• [Your instructions] Identify each line holding the string "TradingView" and copy it.

(Data entries for graphics)
• • •

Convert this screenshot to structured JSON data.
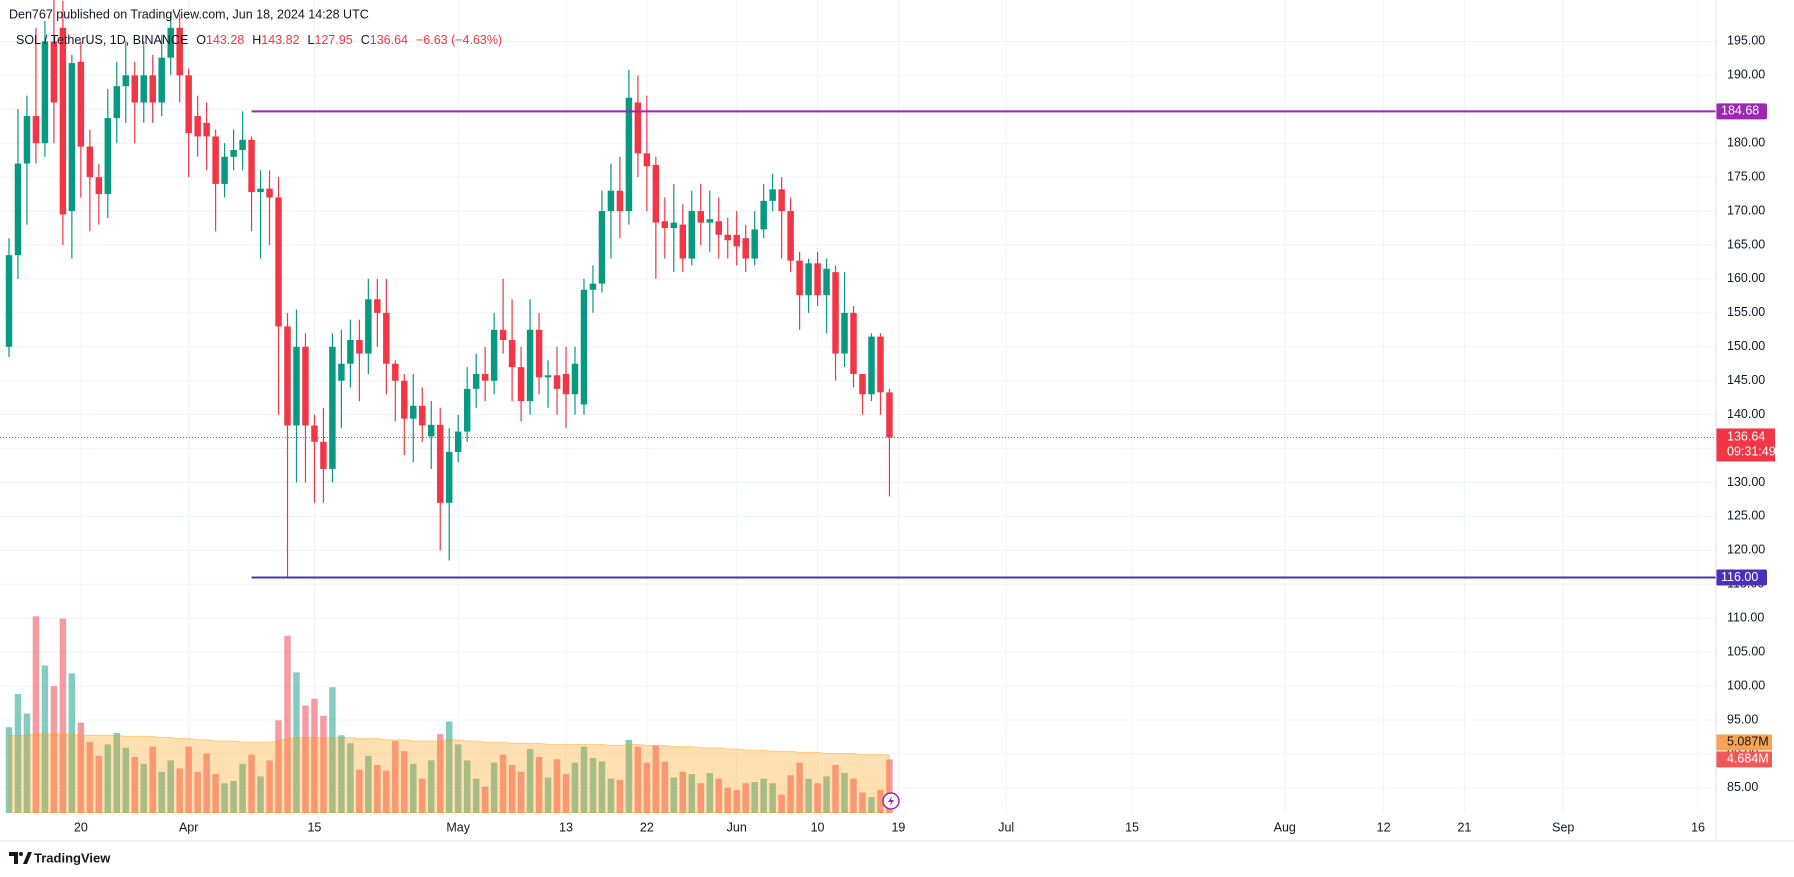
{
  "header": {
    "byline": "Den767 published on TradingView.com, Jun 18, 2024 14:28 UTC"
  },
  "footer": {
    "brand": "TradingView"
  },
  "chart_data": {
    "type": "candlestick",
    "legend": {
      "symbol": "SOL / TetherUS, 1D, BINANCE",
      "fields": [
        {
          "key": "O",
          "value": 143.28
        },
        {
          "key": "H",
          "value": 143.82
        },
        {
          "key": "L",
          "value": 127.95
        },
        {
          "key": "C",
          "value": 136.64
        }
      ],
      "change": "−6.63 (−4.63%)"
    },
    "x": [
      "2024-03-12",
      "2024-03-13",
      "2024-03-14",
      "2024-03-15",
      "2024-03-16",
      "2024-03-17",
      "2024-03-18",
      "2024-03-19",
      "2024-03-20",
      "2024-03-21",
      "2024-03-22",
      "2024-03-23",
      "2024-03-24",
      "2024-03-25",
      "2024-03-26",
      "2024-03-27",
      "2024-03-28",
      "2024-03-29",
      "2024-03-30",
      "2024-03-31",
      "2024-04-01",
      "2024-04-02",
      "2024-04-03",
      "2024-04-04",
      "2024-04-05",
      "2024-04-06",
      "2024-04-07",
      "2024-04-08",
      "2024-04-09",
      "2024-04-10",
      "2024-04-11",
      "2024-04-12",
      "2024-04-13",
      "2024-04-14",
      "2024-04-15",
      "2024-04-16",
      "2024-04-17",
      "2024-04-18",
      "2024-04-19",
      "2024-04-20",
      "2024-04-21",
      "2024-04-22",
      "2024-04-23",
      "2024-04-24",
      "2024-04-25",
      "2024-04-26",
      "2024-04-27",
      "2024-04-28",
      "2024-04-29",
      "2024-04-30",
      "2024-05-01",
      "2024-05-02",
      "2024-05-03",
      "2024-05-04",
      "2024-05-05",
      "2024-05-06",
      "2024-05-07",
      "2024-05-08",
      "2024-05-09",
      "2024-05-10",
      "2024-05-11",
      "2024-05-12",
      "2024-05-13",
      "2024-05-14",
      "2024-05-15",
      "2024-05-16",
      "2024-05-17",
      "2024-05-18",
      "2024-05-19",
      "2024-05-20",
      "2024-05-21",
      "2024-05-22",
      "2024-05-23",
      "2024-05-24",
      "2024-05-25",
      "2024-05-26",
      "2024-05-27",
      "2024-05-28",
      "2024-05-29",
      "2024-05-30",
      "2024-05-31",
      "2024-06-01",
      "2024-06-02",
      "2024-06-03",
      "2024-06-04",
      "2024-06-05",
      "2024-06-06",
      "2024-06-07",
      "2024-06-08",
      "2024-06-09",
      "2024-06-10",
      "2024-06-11",
      "2024-06-12",
      "2024-06-13",
      "2024-06-14",
      "2024-06-15",
      "2024-06-16",
      "2024-06-17",
      "2024-06-18"
    ],
    "open": [
      150,
      163.5,
      177,
      184,
      180,
      195,
      197,
      170,
      192,
      179.5,
      175,
      172.5,
      183.7,
      188.4,
      190,
      186,
      190,
      186,
      192.6,
      197,
      190,
      184,
      183,
      181,
      174,
      178,
      179,
      180.5,
      172.8,
      173.3,
      172,
      153,
      138.4,
      150,
      138.4,
      136,
      132,
      145,
      147.5,
      151,
      149,
      157,
      155,
      147.5,
      145,
      139.4,
      141.3,
      136.8,
      138.5,
      127,
      134.5,
      137.5,
      143.8,
      146,
      145,
      152.5,
      151,
      147,
      142,
      152.5,
      145.5,
      145.8,
      146,
      143,
      141.5,
      158.4,
      159.3,
      170,
      173,
      170,
      186,
      178.5,
      176.8,
      168.5,
      167.5,
      168,
      163,
      170,
      168.3,
      168.5,
      166.5,
      166.5,
      166,
      163,
      167.3,
      171.5,
      173.2,
      170,
      162.7,
      157.6,
      162.3,
      157.6,
      161,
      149,
      155,
      146,
      143,
      151.5,
      143.28
    ],
    "high": [
      166,
      185,
      187,
      197,
      198,
      206,
      201,
      193,
      195,
      182,
      177,
      188,
      192,
      195,
      192,
      195,
      193,
      196,
      199,
      199,
      191,
      187,
      186,
      182,
      180,
      182,
      184.68,
      181,
      176,
      176,
      175,
      155,
      155.5,
      152,
      140,
      141,
      152,
      152.5,
      154,
      154,
      160,
      160,
      160,
      148,
      146,
      146,
      144,
      142,
      141,
      138,
      140,
      147,
      149,
      150,
      155,
      160,
      157,
      150,
      157,
      155,
      148,
      150,
      150,
      150,
      160,
      162,
      173,
      177,
      178,
      190.8,
      190,
      187,
      178,
      172,
      174,
      171,
      173,
      174,
      173,
      172,
      169,
      170,
      168,
      170,
      174,
      175.5,
      175,
      172,
      164,
      163,
      164,
      163,
      162,
      161,
      156,
      146,
      152,
      152,
      143.82
    ],
    "low": [
      148.5,
      160,
      168,
      177,
      178,
      180,
      165,
      163,
      172,
      167,
      168,
      169,
      180,
      183,
      180,
      183,
      183,
      184,
      190,
      186,
      175,
      178,
      176,
      167,
      172,
      176,
      176,
      167,
      163,
      165,
      140,
      116,
      130,
      130,
      127,
      127,
      130,
      138,
      144,
      142,
      146,
      150,
      143,
      139,
      134,
      133,
      136,
      132,
      120,
      118.5,
      133,
      136,
      141,
      142,
      143,
      149,
      142,
      139,
      140,
      143,
      141,
      140,
      138,
      140,
      140,
      155,
      158,
      163,
      166,
      168,
      175,
      170,
      160,
      163,
      161,
      161,
      162,
      165,
      164,
      163,
      163,
      162,
      161,
      162,
      166,
      170,
      163,
      161,
      152.5,
      155,
      156,
      152,
      145,
      147,
      144,
      140,
      142,
      140,
      127.95
    ],
    "close": [
      163.5,
      177,
      184,
      180,
      195,
      186,
      169.5,
      191.8,
      179.5,
      175,
      172.5,
      183.7,
      188.4,
      190,
      186,
      190,
      186,
      192.6,
      197,
      190,
      181.5,
      181,
      181,
      174,
      178,
      179,
      180.5,
      172.8,
      173.3,
      172,
      153,
      138.4,
      150,
      138.4,
      136,
      132,
      150,
      147.5,
      151,
      149,
      157,
      155,
      147.5,
      145,
      139.4,
      141.3,
      138.4,
      138.5,
      127,
      134.5,
      137.5,
      143.8,
      146,
      145,
      152.5,
      151,
      147,
      142,
      152.5,
      145.5,
      145.8,
      143.8,
      143,
      147.5,
      158.4,
      159.3,
      170,
      173,
      170,
      186.7,
      178.5,
      176.6,
      168.3,
      167.5,
      168.3,
      163,
      170,
      168.3,
      168.8,
      166.5,
      165.7,
      164.8,
      163,
      167.3,
      171.5,
      173.2,
      170,
      162.7,
      157.6,
      162.3,
      157.6,
      161.5,
      149,
      155,
      146,
      143,
      151.5,
      143.3,
      136.64
    ],
    "up_color": "#089981",
    "down_color": "#f23645",
    "volume": [
      7.5,
      10.4,
      8.7,
      17.2,
      12.9,
      11.1,
      17.0,
      12.2,
      7.9,
      6.2,
      5.0,
      6.0,
      7.0,
      5.7,
      4.9,
      4.3,
      5.8,
      3.6,
      4.6,
      3.9,
      5.8,
      3.6,
      5.2,
      3.4,
      2.6,
      2.8,
      4.3,
      5.1,
      3.2,
      4.6,
      8.1,
      15.5,
      12.3,
      9.4,
      10.0,
      8.5,
      11.0,
      6.8,
      6.1,
      3.8,
      5.0,
      4.2,
      3.7,
      6.3,
      5.4,
      4.3,
      3.0,
      4.6,
      6.9,
      8.0,
      6.0,
      4.6,
      3.0,
      2.3,
      4.4,
      5.1,
      4.2,
      3.6,
      5.6,
      4.9,
      3.1,
      4.7,
      3.4,
      4.4,
      5.8,
      4.8,
      4.5,
      3.0,
      2.9,
      6.4,
      5.8,
      4.4,
      5.9,
      4.5,
      3.1,
      3.6,
      3.4,
      2.6,
      3.5,
      3.0,
      2.2,
      2.0,
      2.6,
      2.7,
      3.0,
      2.6,
      1.6,
      3.3,
      4.4,
      3.0,
      2.6,
      3.2,
      4.2,
      3.5,
      3.0,
      1.8,
      1.4,
      2.0,
      4.684
    ],
    "volume_label": "4.684M",
    "volume_ma": [
      6.8,
      6.8,
      6.8,
      6.9,
      6.9,
      6.9,
      6.9,
      6.9,
      6.8,
      6.8,
      6.8,
      6.8,
      6.8,
      6.7,
      6.7,
      6.7,
      6.7,
      6.6,
      6.6,
      6.5,
      6.5,
      6.4,
      6.4,
      6.3,
      6.3,
      6.3,
      6.2,
      6.2,
      6.2,
      6.2,
      6.3,
      6.5,
      6.6,
      6.6,
      6.6,
      6.6,
      6.6,
      6.6,
      6.6,
      6.5,
      6.5,
      6.5,
      6.4,
      6.4,
      6.4,
      6.3,
      6.3,
      6.3,
      6.3,
      6.4,
      6.4,
      6.3,
      6.3,
      6.2,
      6.2,
      6.2,
      6.1,
      6.1,
      6.1,
      6.1,
      6.0,
      6.0,
      6.0,
      6.0,
      6.0,
      6.0,
      6.0,
      5.9,
      5.9,
      6.0,
      6.0,
      5.9,
      5.9,
      5.9,
      5.8,
      5.8,
      5.8,
      5.7,
      5.7,
      5.7,
      5.6,
      5.6,
      5.5,
      5.5,
      5.5,
      5.4,
      5.4,
      5.4,
      5.3,
      5.3,
      5.3,
      5.2,
      5.2,
      5.2,
      5.2,
      5.1,
      5.1,
      5.1,
      5.087
    ],
    "volume_ma_label": "5.087M",
    "volume_ma_color": "#ff9800",
    "volume_lim": [
      0,
      71.1
    ],
    "xlim": [
      "2024-03-11",
      "2024-09-18"
    ],
    "xticks": [
      {
        "value": "2024-03-20",
        "label": "20"
      },
      {
        "value": "2024-04-01",
        "label": "Apr"
      },
      {
        "value": "2024-04-15",
        "label": "15"
      },
      {
        "value": "2024-05-01",
        "label": "May"
      },
      {
        "value": "2024-05-13",
        "label": "13"
      },
      {
        "value": "2024-05-22",
        "label": "22"
      },
      {
        "value": "2024-06-01",
        "label": "Jun"
      },
      {
        "value": "2024-06-10",
        "label": "10"
      },
      {
        "value": "2024-06-19",
        "label": "19"
      },
      {
        "value": "2024-07-01",
        "label": "Jul"
      },
      {
        "value": "2024-07-15",
        "label": "15"
      },
      {
        "value": "2024-08-01",
        "label": "Aug"
      },
      {
        "value": "2024-08-12",
        "label": "12"
      },
      {
        "value": "2024-08-21",
        "label": "21"
      },
      {
        "value": "2024-09-01",
        "label": "Sep"
      },
      {
        "value": "2024-09-16",
        "label": "16"
      }
    ],
    "ylim": [
      81.3,
      201.1
    ],
    "yticks": [
      {
        "value": 85,
        "label": "85.00"
      },
      {
        "value": 90,
        "label": "90.00"
      },
      {
        "value": 95,
        "label": "95.00"
      },
      {
        "value": 100,
        "label": "100.00"
      },
      {
        "value": 105,
        "label": "105.00"
      },
      {
        "value": 110,
        "label": "110.00"
      },
      {
        "value": 115,
        "label": "115.00"
      },
      {
        "value": 120,
        "label": "120.00"
      },
      {
        "value": 125,
        "label": "125.00"
      },
      {
        "value": 130,
        "label": "130.00"
      },
      {
        "value": 135,
        "label": "135.00"
      },
      {
        "value": 140,
        "label": "140.00"
      },
      {
        "value": 145,
        "label": "145.00"
      },
      {
        "value": 150,
        "label": "150.00"
      },
      {
        "value": 155,
        "label": "155.00"
      },
      {
        "value": 160,
        "label": "160.00"
      },
      {
        "value": 165,
        "label": "165.00"
      },
      {
        "value": 170,
        "label": "170.00"
      },
      {
        "value": 175,
        "label": "175.00"
      },
      {
        "value": 180,
        "label": "180.00"
      },
      {
        "value": 185,
        "label": "185.00"
      },
      {
        "value": 190,
        "label": "190.00"
      },
      {
        "value": 195,
        "label": "195.00"
      }
    ],
    "grid": true,
    "levels": [
      {
        "value": 184.68,
        "label": "184.68",
        "color": "#9c27b0",
        "from": "2024-04-08"
      },
      {
        "value": 116,
        "label": "116.00",
        "color": "#4a2fb8",
        "from": "2024-04-08"
      }
    ],
    "last_price": {
      "value": 136.64,
      "label": "136.64",
      "countdown": "09:31:49",
      "color": "#f23645"
    }
  }
}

• • •

• [Reply]
    "byline": "Den767 published on TradingView.com, Jun 18, 2024 14:28 UTC"
    "brand": "TradingView"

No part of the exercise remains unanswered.